- [Complete the following]:
**a)** In the text about the Raspberry Pi 5's RP1 chip, list every component given as an example of what a southbridge communicates with.
**b)** Extend the text about the Raspberry Pi 5's RP1 chip, picking up right after its last sentence.

- [Source extract]:
----------------

The Raspberry Pi 5 has a new Chip - The RP1 has a Secret

cstanton
cstanton over 1 year ago

Those of you who are familiar with desktop or laptop computers will already be familiar with "northbridge" and "southbridge" types of chips. These are common on motherboards these days and compliment the central processing unit and graphics processing unit in your computer.

Usually, a northbridge chipset handles integration between CPU, PCI-E and RAM devices, where as the southbridge communicates with the northbridge and any further, external or legacy or basic components. Such as USB, ISA, BIOS, PCI, IDE, etc.

The Raspberry Pi 5 integrates a southbridge chip, the RP1.

Not a great deal is known about this chip yet, the datasheets haven't been fully revealed or distributed, however there have been some discussions about it in various places by the engineers from Raspberry Pi, and Luke Wren has something to say about its capabilities:

image

If you're unable to read the image it says:

"There is one PIO instance (4 state machines). It's identical to the PIO blocks on RP2040, except the FIFO depth is doubled. It has single-cycle bus access from the dual Cortex-M3 management processors on RP1, and the PIO FIFOs can also be accessed from the host processor (2712) over PCIe, but the PIO configuration registers are only accessible to the RP1 processors.

One of RP1's Cortex-M3s is currently going spare, so it should be possible to write your own Cortex-M firmware and load it into the 16 kB per-Cortex-M3 private SRAM. There won't be any software support for this at launch though."

----------------

Spatial layout entries

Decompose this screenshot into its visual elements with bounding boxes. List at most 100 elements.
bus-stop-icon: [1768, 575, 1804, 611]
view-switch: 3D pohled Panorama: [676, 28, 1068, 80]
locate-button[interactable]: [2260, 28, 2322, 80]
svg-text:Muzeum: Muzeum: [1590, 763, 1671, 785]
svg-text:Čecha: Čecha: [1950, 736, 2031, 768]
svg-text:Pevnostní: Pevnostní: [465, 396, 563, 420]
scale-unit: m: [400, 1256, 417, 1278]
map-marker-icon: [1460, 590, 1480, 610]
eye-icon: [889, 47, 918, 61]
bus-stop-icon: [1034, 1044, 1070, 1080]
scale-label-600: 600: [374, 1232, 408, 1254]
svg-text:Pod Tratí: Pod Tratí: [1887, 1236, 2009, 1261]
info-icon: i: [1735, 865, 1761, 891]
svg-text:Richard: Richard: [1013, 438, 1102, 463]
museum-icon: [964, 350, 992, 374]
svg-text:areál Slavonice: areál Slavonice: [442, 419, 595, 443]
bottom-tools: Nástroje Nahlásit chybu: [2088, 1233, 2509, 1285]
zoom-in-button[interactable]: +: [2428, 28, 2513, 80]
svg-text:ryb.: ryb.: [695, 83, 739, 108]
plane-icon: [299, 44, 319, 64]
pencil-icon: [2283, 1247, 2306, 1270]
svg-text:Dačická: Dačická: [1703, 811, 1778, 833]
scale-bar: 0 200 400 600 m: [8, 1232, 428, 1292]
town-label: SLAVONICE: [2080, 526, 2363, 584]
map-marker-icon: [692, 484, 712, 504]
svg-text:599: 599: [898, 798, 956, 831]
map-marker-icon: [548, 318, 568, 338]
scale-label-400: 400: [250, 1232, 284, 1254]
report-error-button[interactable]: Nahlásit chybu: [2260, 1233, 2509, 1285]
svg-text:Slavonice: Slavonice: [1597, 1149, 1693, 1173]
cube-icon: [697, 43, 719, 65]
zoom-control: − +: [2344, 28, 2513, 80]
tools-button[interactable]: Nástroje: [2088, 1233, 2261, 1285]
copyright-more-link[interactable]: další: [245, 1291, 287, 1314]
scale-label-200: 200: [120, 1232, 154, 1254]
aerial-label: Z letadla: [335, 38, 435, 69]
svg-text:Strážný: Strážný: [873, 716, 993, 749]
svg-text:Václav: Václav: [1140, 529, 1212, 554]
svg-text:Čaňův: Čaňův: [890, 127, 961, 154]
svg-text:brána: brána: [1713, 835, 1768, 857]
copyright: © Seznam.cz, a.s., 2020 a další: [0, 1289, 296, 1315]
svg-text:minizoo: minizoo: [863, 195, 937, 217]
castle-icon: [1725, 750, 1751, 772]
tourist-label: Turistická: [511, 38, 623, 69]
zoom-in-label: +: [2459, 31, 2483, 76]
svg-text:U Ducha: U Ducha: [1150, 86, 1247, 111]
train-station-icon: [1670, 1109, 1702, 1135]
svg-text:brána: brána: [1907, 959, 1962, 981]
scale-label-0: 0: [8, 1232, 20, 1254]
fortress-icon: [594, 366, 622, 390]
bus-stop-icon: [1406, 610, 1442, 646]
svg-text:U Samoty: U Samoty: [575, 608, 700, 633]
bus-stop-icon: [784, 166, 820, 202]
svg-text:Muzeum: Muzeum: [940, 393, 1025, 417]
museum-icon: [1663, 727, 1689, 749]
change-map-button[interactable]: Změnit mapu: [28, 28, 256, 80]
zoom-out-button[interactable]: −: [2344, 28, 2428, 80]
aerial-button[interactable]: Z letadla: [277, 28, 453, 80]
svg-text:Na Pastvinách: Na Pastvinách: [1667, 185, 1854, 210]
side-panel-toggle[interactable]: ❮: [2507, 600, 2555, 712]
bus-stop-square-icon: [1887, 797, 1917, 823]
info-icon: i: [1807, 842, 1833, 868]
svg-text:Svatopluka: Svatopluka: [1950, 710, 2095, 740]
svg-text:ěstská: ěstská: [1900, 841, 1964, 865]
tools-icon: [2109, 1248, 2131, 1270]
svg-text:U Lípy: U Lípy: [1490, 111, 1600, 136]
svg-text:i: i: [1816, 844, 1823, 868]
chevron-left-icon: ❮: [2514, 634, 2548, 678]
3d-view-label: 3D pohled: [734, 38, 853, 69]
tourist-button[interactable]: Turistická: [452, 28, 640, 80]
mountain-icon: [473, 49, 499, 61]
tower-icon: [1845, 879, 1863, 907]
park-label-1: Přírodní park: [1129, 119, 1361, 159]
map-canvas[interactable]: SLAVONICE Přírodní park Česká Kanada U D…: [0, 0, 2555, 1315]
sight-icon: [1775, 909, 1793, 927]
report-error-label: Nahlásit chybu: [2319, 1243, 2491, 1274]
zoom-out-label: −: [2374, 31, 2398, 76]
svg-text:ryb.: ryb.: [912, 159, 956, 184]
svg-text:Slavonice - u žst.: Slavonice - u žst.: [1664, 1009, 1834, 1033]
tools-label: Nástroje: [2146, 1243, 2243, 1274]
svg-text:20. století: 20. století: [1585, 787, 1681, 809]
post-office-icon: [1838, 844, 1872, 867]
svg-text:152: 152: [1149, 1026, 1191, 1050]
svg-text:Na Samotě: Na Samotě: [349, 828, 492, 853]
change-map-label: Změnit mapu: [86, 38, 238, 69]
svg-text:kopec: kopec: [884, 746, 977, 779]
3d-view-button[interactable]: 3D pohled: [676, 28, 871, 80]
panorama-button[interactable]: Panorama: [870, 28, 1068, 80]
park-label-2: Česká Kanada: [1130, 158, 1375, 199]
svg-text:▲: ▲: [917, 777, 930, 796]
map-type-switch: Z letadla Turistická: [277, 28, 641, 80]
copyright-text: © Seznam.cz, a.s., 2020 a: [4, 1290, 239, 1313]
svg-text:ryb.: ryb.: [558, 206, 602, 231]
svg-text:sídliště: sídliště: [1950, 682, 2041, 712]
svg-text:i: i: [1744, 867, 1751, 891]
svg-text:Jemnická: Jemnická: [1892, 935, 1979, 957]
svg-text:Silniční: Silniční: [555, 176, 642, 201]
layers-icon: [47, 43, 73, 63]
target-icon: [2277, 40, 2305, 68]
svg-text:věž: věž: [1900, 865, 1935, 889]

----------------

- [In response]:
**a)** USB, ISA, BIOS, PCI, IDE

**b)**
Luke further elaborates on this on X / Twitter:

I want to walk back that point about PCIe access to FIFOs. The PIO block's AHB port is connected to RP1's processor fabric, and we added a second bus interface which exposes (just) the FIFOs to RP1's system bus fabric, so that RP1's internal DMA can access the FIFOs. This ...

— Luke Wren @wren6991@types.pl (@wren6991) September 29, 2023

... does also expose them over PCIe, since there is a route from 2712's PCIe windows through to the top of RP1's system fabric, but this is not actually usable for host transfers since you can't access the status registers.

Using RP1's PIO requires firmware running on RP1.

— Luke Wren @wren6991@types.pl (@wren6991) September 29, 2023

But yeah, there's a PIO block in there, we're putting that bad boy in everything from now on

— Luke Wren @wren6991@types.pl (@wren6991) September 29, 2023

It would appear that we have another microprocessor to play with! Though for most it will not be a trivial component to handle, and there's no software support for it (just yet). Perhaps those of you that were hoping for an embedded RP2040 can play with this instead?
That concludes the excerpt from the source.